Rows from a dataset

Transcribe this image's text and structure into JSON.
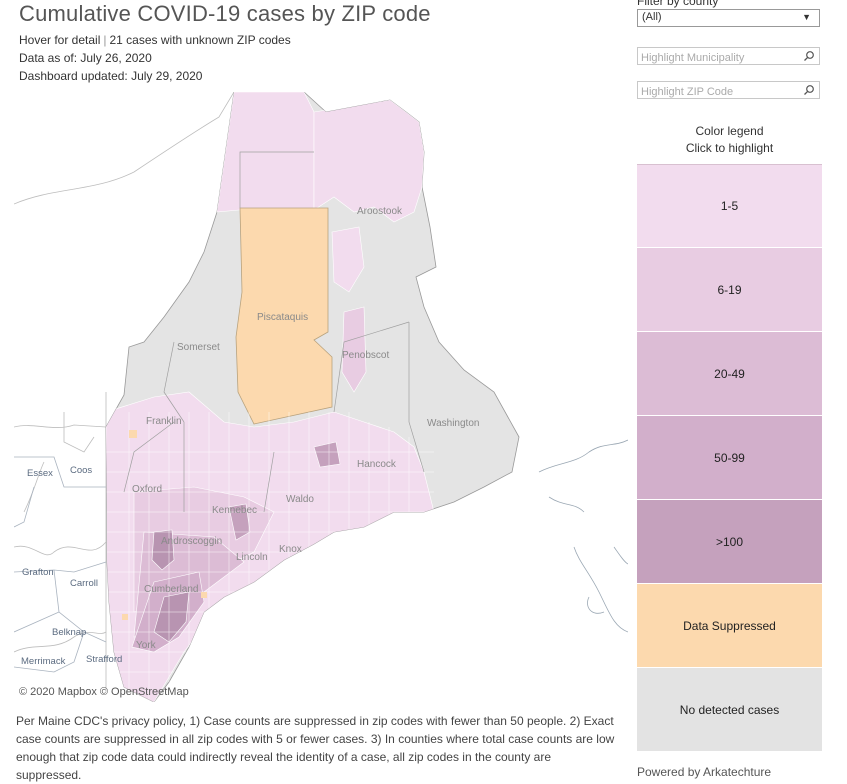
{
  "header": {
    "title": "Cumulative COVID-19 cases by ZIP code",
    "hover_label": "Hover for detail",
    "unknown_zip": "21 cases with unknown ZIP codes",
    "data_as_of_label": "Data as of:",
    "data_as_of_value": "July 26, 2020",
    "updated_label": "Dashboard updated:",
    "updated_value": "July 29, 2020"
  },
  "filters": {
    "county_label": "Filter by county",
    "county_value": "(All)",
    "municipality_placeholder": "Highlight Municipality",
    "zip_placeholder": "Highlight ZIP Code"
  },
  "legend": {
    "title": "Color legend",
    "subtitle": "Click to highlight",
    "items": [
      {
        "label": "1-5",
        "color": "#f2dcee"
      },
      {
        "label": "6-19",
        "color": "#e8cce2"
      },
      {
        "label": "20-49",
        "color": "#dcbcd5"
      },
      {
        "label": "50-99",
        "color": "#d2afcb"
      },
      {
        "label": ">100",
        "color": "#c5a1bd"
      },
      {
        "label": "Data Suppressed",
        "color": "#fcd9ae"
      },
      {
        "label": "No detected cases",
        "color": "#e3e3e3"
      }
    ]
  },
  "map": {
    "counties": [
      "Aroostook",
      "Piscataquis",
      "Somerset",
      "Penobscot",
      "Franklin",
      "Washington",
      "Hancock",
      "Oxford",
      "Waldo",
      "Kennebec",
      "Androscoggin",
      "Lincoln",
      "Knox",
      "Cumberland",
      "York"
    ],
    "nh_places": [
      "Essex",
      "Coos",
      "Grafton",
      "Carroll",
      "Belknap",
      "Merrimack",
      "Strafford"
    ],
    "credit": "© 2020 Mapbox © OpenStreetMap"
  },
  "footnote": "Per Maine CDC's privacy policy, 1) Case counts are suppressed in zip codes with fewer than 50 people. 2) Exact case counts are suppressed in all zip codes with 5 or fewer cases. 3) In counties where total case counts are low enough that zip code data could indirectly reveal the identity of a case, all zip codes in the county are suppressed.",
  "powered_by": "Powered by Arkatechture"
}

## TASK TO COMPLETE
Using the entries above, find all lines with "codes". Copy them.

## RESULT OF THE TASK
    "unknown_zip": "21 cases with unknown ZIP codes",
  "footnote": "Per Maine CDC's privacy policy, 1) Case counts are suppressed in zip codes with fewer than 50 people. 2) Exact case counts are suppressed in all zip codes with 5 or fewer cases. 3) In counties where total case counts are low enough that zip code data could indirectly reveal the identity of a case, all zip codes in the county are suppressed.",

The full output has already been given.